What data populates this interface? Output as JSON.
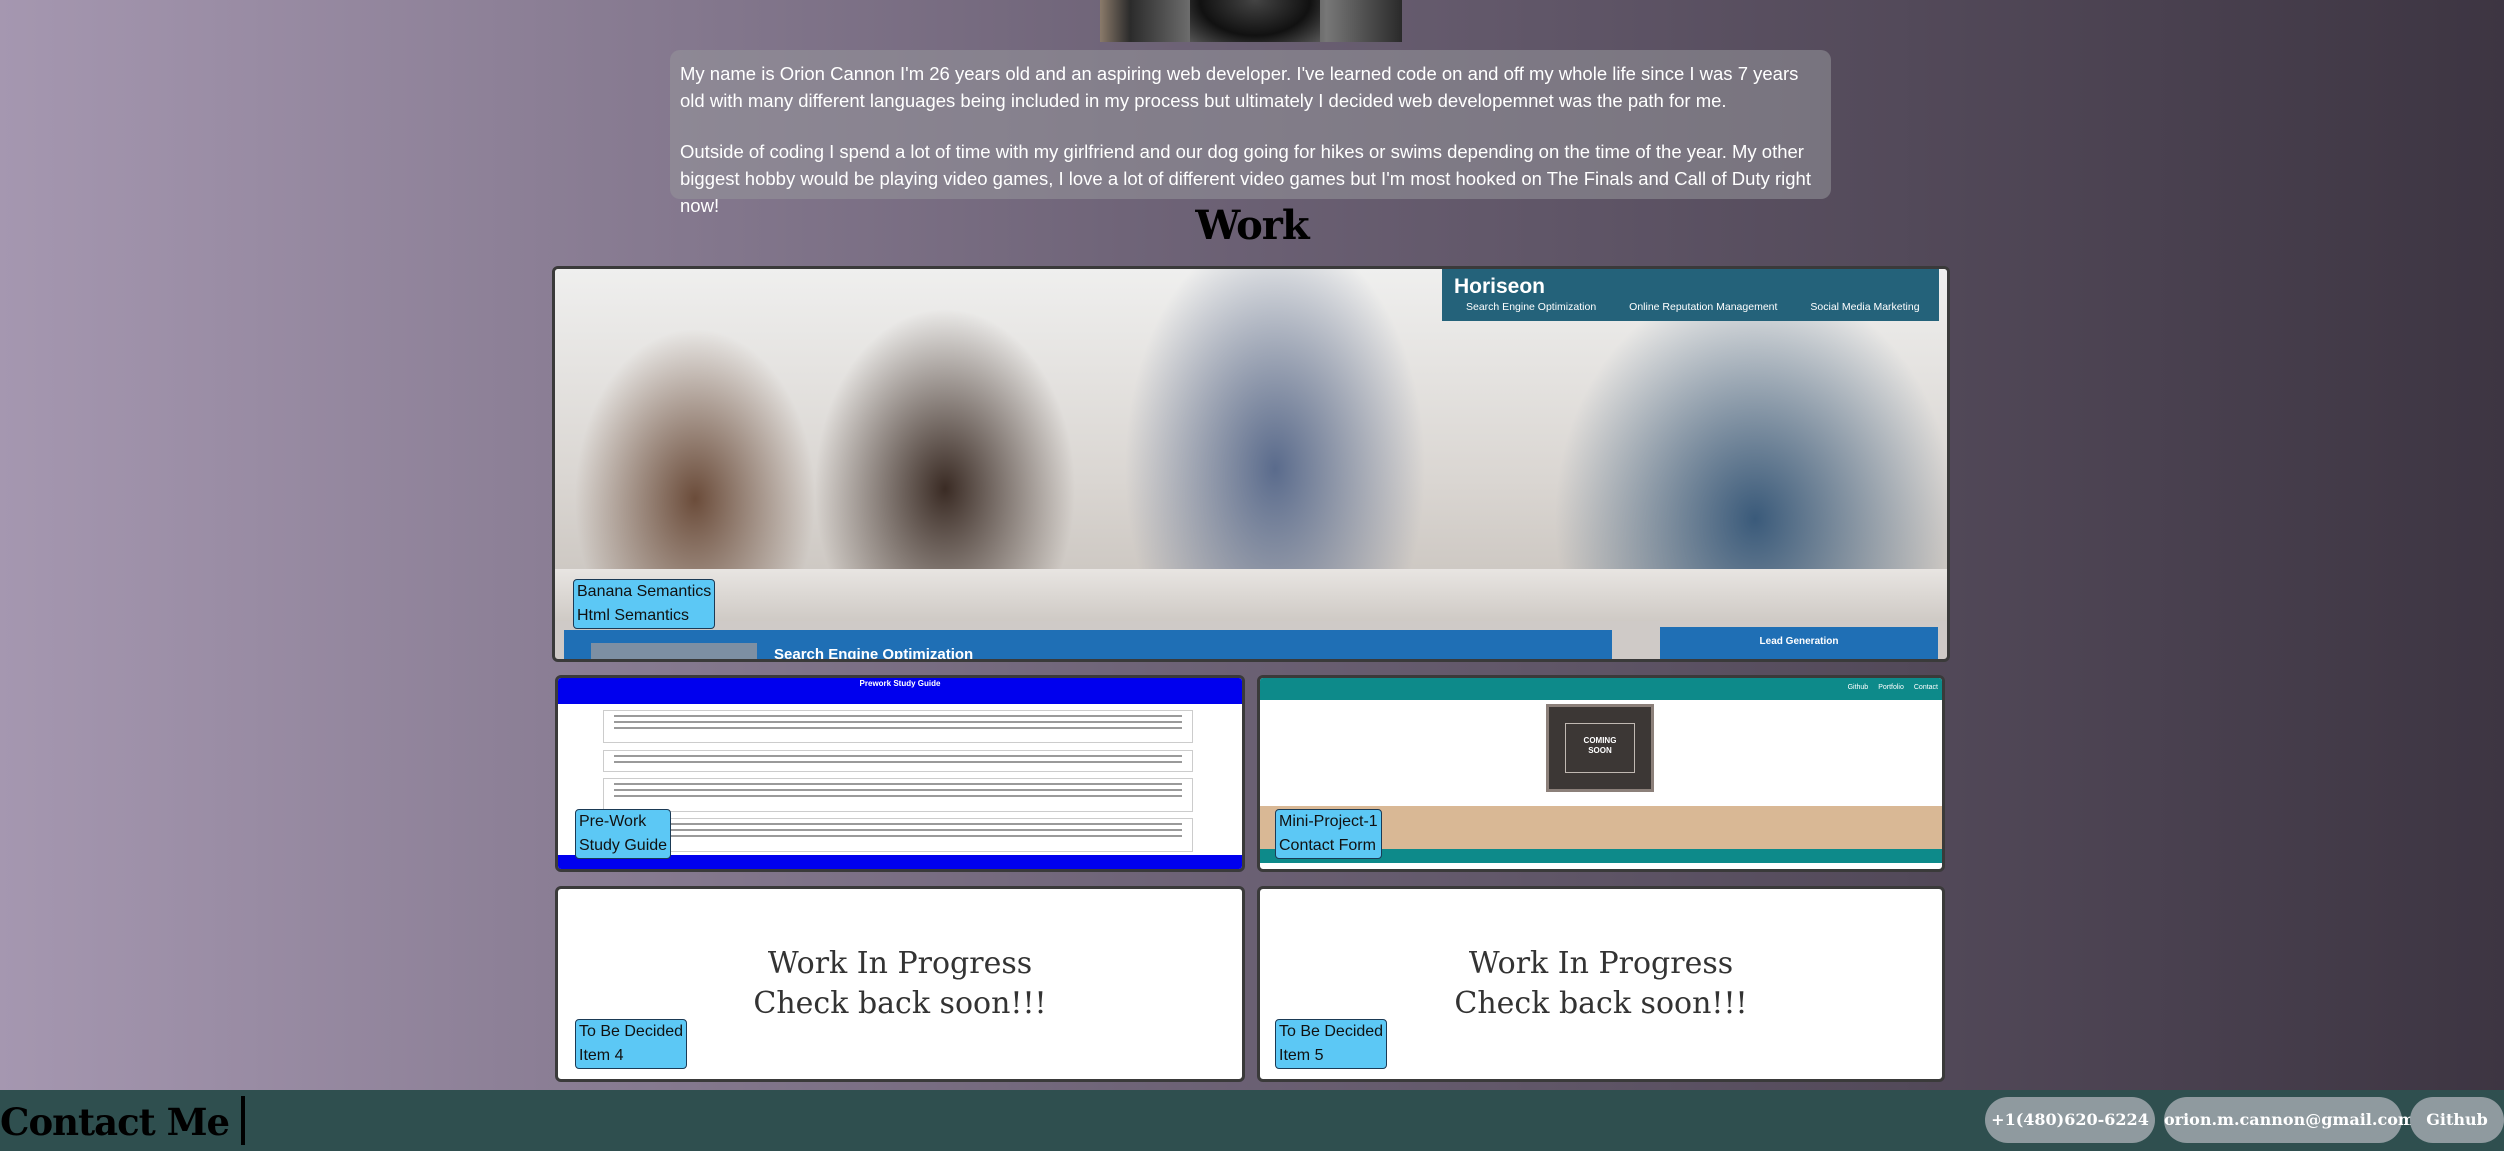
{
  "about": {
    "paragraphs": [
      "My name is Orion Cannon I'm 26 years old and an aspiring web developer. I've learned code on and off my whole life since I was 7 years old with many different languages being included in my process but ultimately I decided web developemnet was the path for me.",
      "Outside of coding I spend a lot of time with my girlfriend and our dog going for hikes or swims depending on the time of the year. My other biggest hobby would be playing video games, I love a lot of different video games but I'm most hooked on The Finals and Call of Duty right now!"
    ]
  },
  "work": {
    "heading": "Work",
    "projects": [
      {
        "label_line1": "Banana Semantics",
        "label_line2": "Html Semantics",
        "preview": {
          "brand": "Horiseon",
          "nav": [
            "Search Engine Optimization",
            "Online Reputation Management",
            "Social Media Marketing"
          ],
          "banner": "Search Engine Optimization",
          "side": "Lead Generation"
        }
      },
      {
        "label_line1": "Pre-Work",
        "label_line2": "Study Guide",
        "preview": {
          "title": "Prework Study Guide"
        }
      },
      {
        "label_line1": "Mini-Project-1",
        "label_line2": "Contact Form",
        "preview": {
          "nav": [
            "Github",
            "Portfolio",
            "Contact"
          ],
          "badge_line1": "COMING",
          "badge_line2": "SOON"
        }
      },
      {
        "label_line1": "To Be Decided",
        "label_line2": "Item 4",
        "wip_line1": "Work In Progress",
        "wip_line2": "Check back soon!!!"
      },
      {
        "label_line1": "To Be Decided",
        "label_line2": "Item 5",
        "wip_line1": "Work In Progress",
        "wip_line2": "Check back soon!!!"
      }
    ]
  },
  "footer": {
    "title": "Contact Me",
    "phone": "+1(480)620-6224",
    "email": "orion.m.cannon@gmail.com",
    "github": "Github"
  }
}
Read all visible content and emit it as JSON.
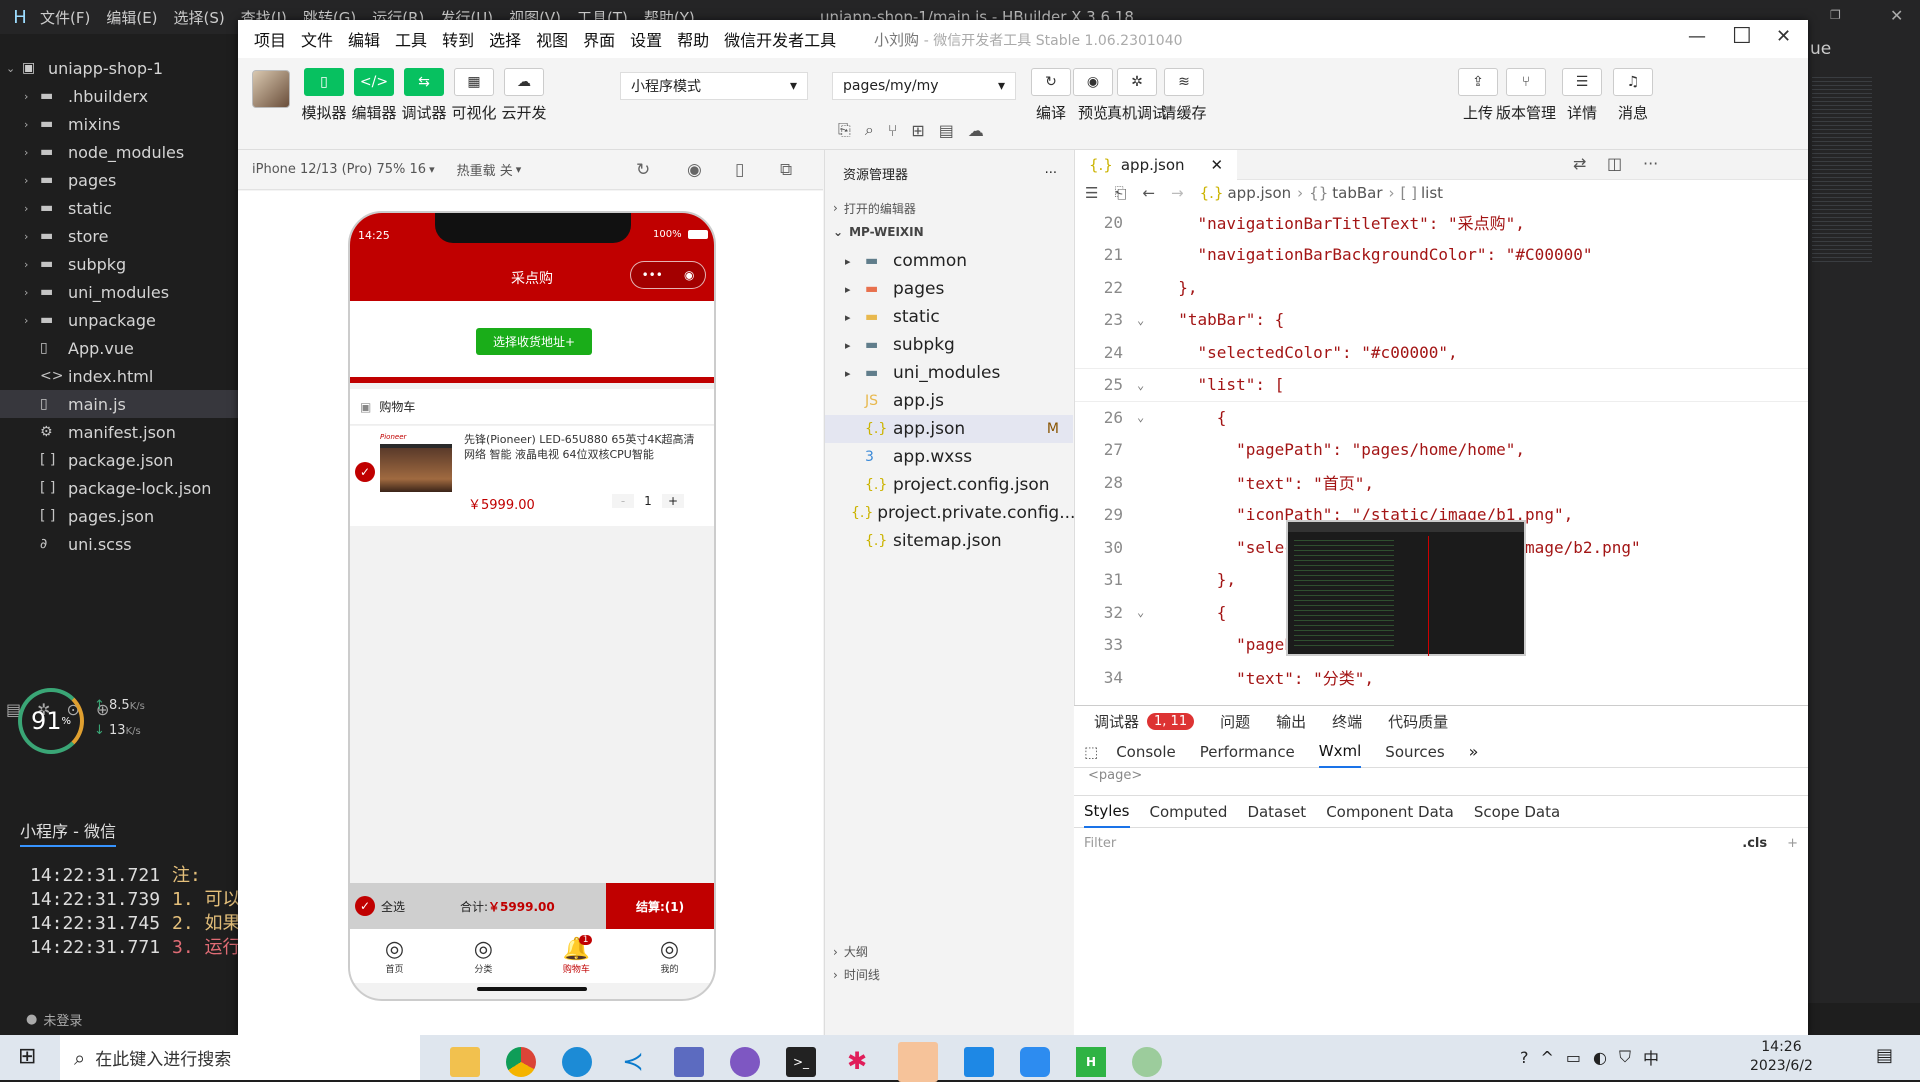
☆ ☆ ☆ ☆
• **Goal**:
Copy out each line of the material that holds the word "different".

• **Worked answer**:
      "My name is Orion Cannon I'm 26 years old and an aspiring web developer. I've learned code on and off my whole life since I was 7 years old with many different languages being included in my process but ultimately I decided web developemnet was the path for me.",
      "Outside of coding I spend a lot of time with my girlfriend and our dog going for hikes or swims depending on the time of the year. My other biggest hobby would be playing video games, I love a lot of different video games but I'm most hooked on The Finals and Call of Duty right now!"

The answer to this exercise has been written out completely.